*EXERCISE OBJECTIVE*.
Extract the records in full, leaving every picture out.

Figure content listings
start

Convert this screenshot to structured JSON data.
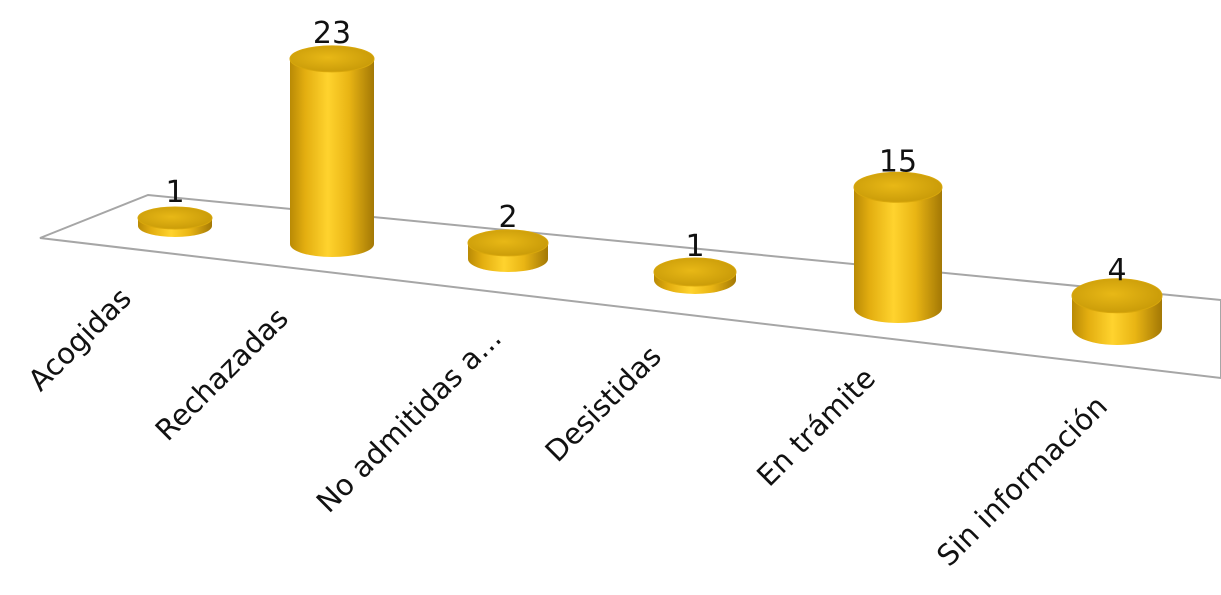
{
  "chart_data": {
    "type": "bar",
    "style": "3d-cylinder",
    "title": "",
    "xlabel": "",
    "ylabel": "",
    "categories": [
      "Acogidas",
      "Rechazadas",
      "No admitidas a...",
      "Desistidas",
      "En trámite",
      "Sin información"
    ],
    "values": [
      1,
      23,
      2,
      1,
      15,
      4
    ],
    "data_labels": [
      "1",
      "23",
      "2",
      "1",
      "15",
      "4"
    ],
    "ylim": [
      0,
      23
    ],
    "grid": false,
    "legend": "none",
    "colors": {
      "bar": "#F2C21E",
      "bar_dark": "#B88A06",
      "bar_light": "#FFE15A",
      "floor_edge": "#A6A6A6"
    }
  }
}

end

*ANSWER BELOW*.
Convert this screenshot to structured JSON data.
{
  "chart_data": {
    "type": "bar",
    "style": "3d-cylinder",
    "title": "",
    "xlabel": "",
    "ylabel": "",
    "categories": [
      "Acogidas",
      "Rechazadas",
      "No admitidas a...",
      "Desistidas",
      "En trámite",
      "Sin información"
    ],
    "values": [
      1,
      23,
      2,
      1,
      15,
      4
    ],
    "data_labels": [
      "1",
      "23",
      "2",
      "1",
      "15",
      "4"
    ],
    "ylim": [
      0,
      23
    ],
    "grid": false,
    "legend": "none",
    "colors": {
      "bar": "#F2C21E",
      "bar_dark": "#B88A06",
      "bar_light": "#FFE15A",
      "floor_edge": "#A6A6A6"
    }
  }
}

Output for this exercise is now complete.